Extracted entries ▸
-- begin --
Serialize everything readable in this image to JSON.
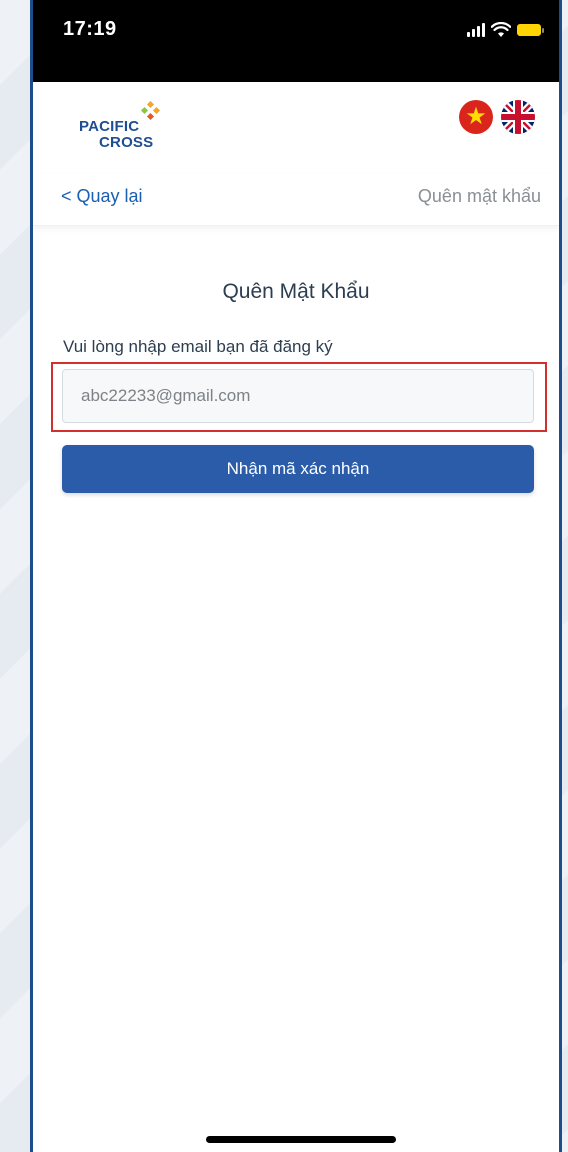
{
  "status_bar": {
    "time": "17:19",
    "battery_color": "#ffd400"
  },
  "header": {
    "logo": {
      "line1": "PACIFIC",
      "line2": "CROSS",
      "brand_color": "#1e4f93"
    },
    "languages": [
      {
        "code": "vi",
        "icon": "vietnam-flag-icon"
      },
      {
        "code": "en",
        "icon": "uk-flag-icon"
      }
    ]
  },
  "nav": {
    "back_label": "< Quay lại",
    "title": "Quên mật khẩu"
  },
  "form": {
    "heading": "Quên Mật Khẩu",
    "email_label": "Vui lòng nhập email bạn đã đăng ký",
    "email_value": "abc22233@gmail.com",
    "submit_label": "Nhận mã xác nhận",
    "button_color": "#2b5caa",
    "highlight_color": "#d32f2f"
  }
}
-- end --
What you need to do ▸
Every line should be retyped exactly, with the pictures omitted.

Response ▸
Serialize everything readable in this image to JSON.
{
  "status_bar": {
    "time": "17:19",
    "battery_color": "#ffd400"
  },
  "header": {
    "logo": {
      "line1": "PACIFIC",
      "line2": "CROSS",
      "brand_color": "#1e4f93"
    },
    "languages": [
      {
        "code": "vi",
        "icon": "vietnam-flag-icon"
      },
      {
        "code": "en",
        "icon": "uk-flag-icon"
      }
    ]
  },
  "nav": {
    "back_label": "< Quay lại",
    "title": "Quên mật khẩu"
  },
  "form": {
    "heading": "Quên Mật Khẩu",
    "email_label": "Vui lòng nhập email bạn đã đăng ký",
    "email_value": "abc22233@gmail.com",
    "submit_label": "Nhận mã xác nhận",
    "button_color": "#2b5caa",
    "highlight_color": "#d32f2f"
  }
}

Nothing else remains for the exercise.